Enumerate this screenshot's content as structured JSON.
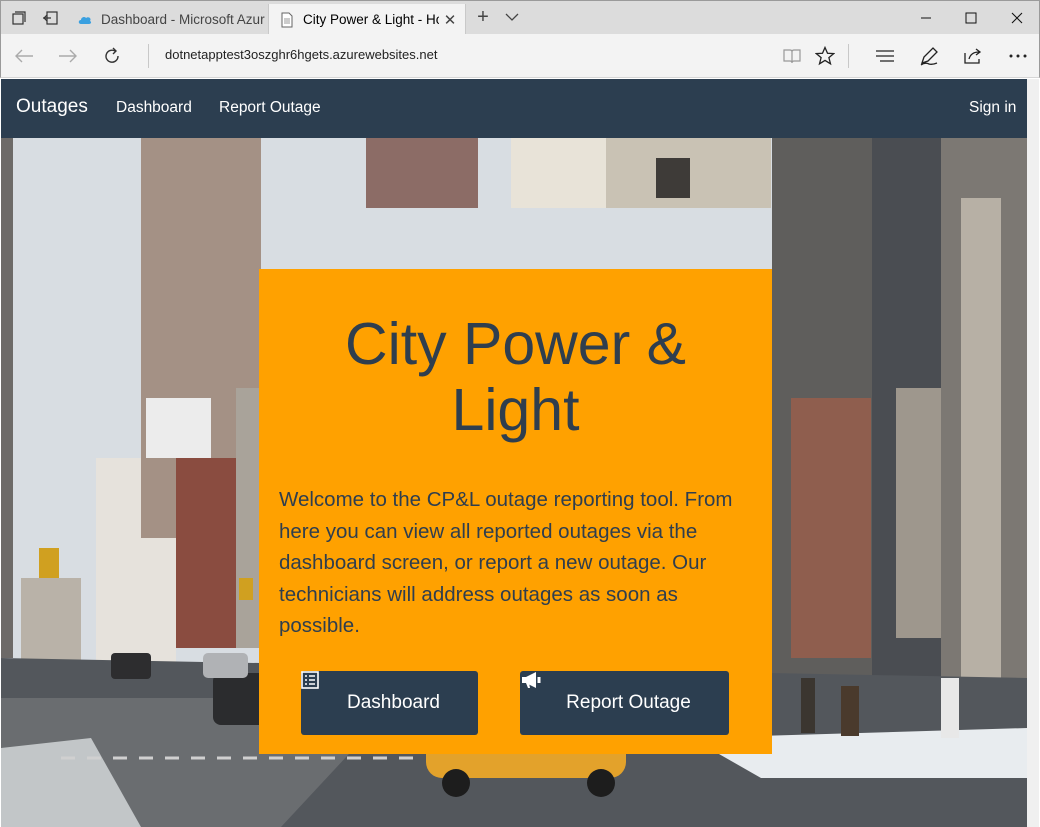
{
  "browser": {
    "tabs": [
      {
        "title": "Dashboard - Microsoft Azur",
        "favicon": "azure-cloud-icon",
        "active": false
      },
      {
        "title": "City Power & Light - Ho",
        "favicon": "page-icon",
        "active": true
      }
    ],
    "url": "dotnetapptest3oszghr6hgets.azurewebsites.net"
  },
  "navbar": {
    "brand": "Outages",
    "links": [
      "Dashboard",
      "Report Outage"
    ],
    "signin": "Sign in",
    "background": "#2c3e50"
  },
  "hero": {
    "title_line1": "City Power &",
    "title_line2": "Light",
    "body": "Welcome to the CP&L outage reporting tool. From here you can view all reported outages via the dashboard screen, or report a new outage. Our technicians will address outages as soon as possible.",
    "buttons": [
      {
        "label": "Dashboard",
        "icon": "list-icon"
      },
      {
        "label": "Report Outage",
        "icon": "megaphone-icon"
      }
    ],
    "panel_color": "#ffa100",
    "text_color": "#2f3e4e"
  }
}
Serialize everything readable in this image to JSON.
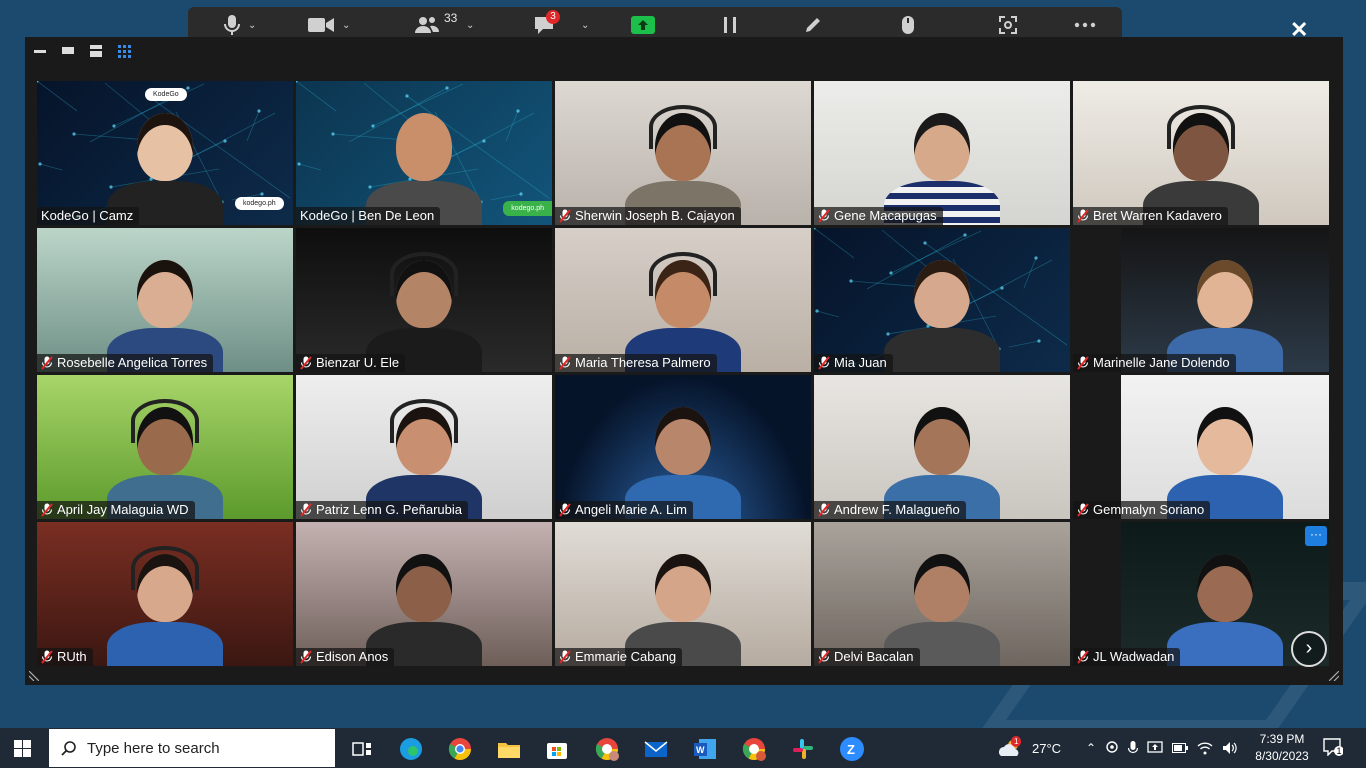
{
  "toolbar": {
    "participants_count": "33",
    "chat_badge": "3"
  },
  "participants": [
    {
      "name": "KodeGo | Camz",
      "muted": false,
      "active": true
    },
    {
      "name": "KodeGo | Ben De Leon",
      "muted": false,
      "active": false
    },
    {
      "name": "Sherwin Joseph B. Cajayon",
      "muted": true,
      "active": false
    },
    {
      "name": "Gene Macapugas",
      "muted": true,
      "active": false
    },
    {
      "name": "Bret Warren Kadavero",
      "muted": true,
      "active": false
    },
    {
      "name": "Rosebelle Angelica Torres",
      "muted": true,
      "active": false
    },
    {
      "name": "Bienzar U. Ele",
      "muted": true,
      "active": false
    },
    {
      "name": "Maria Theresa Palmero",
      "muted": true,
      "active": false
    },
    {
      "name": "Mia Juan",
      "muted": true,
      "active": false
    },
    {
      "name": "Marinelle Jane Dolendo",
      "muted": true,
      "active": false
    },
    {
      "name": "April Jay Malaguia WD",
      "muted": true,
      "active": false
    },
    {
      "name": "Patriz Lenn G. Peñarubia",
      "muted": true,
      "active": false
    },
    {
      "name": "Angeli Marie A. Lim",
      "muted": true,
      "active": false
    },
    {
      "name": "Andrew F. Malagueño",
      "muted": true,
      "active": false
    },
    {
      "name": "Gemmalyn Soriano",
      "muted": true,
      "active": false
    },
    {
      "name": "RUth",
      "muted": true,
      "active": false
    },
    {
      "name": "Edison Anos",
      "muted": true,
      "active": false
    },
    {
      "name": "Emmarie Cabang",
      "muted": true,
      "active": false
    },
    {
      "name": "Delvi Bacalan",
      "muted": true,
      "active": false
    },
    {
      "name": "JL Wadwadan",
      "muted": true,
      "active": false
    }
  ],
  "branding": {
    "logo_top": "KodeGo",
    "logo_site": "kodego.ph"
  },
  "taskbar": {
    "search_placeholder": "Type here to search",
    "temperature": "27°C",
    "weather_badge": "1",
    "time": "7:39 PM",
    "date": "8/30/2023",
    "notification_count": "1"
  },
  "colors": {
    "active_speaker": "#e8e04a",
    "mute_red": "#e02828",
    "share_green": "#1bbf4a",
    "accent_blue": "#1f7fe0"
  }
}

--

Task requirements —
Show, from the material above, each line that includes the string "favicon".

Task answer —
        "favicon": "azure-cloud-icon",
        "favicon": "page-icon",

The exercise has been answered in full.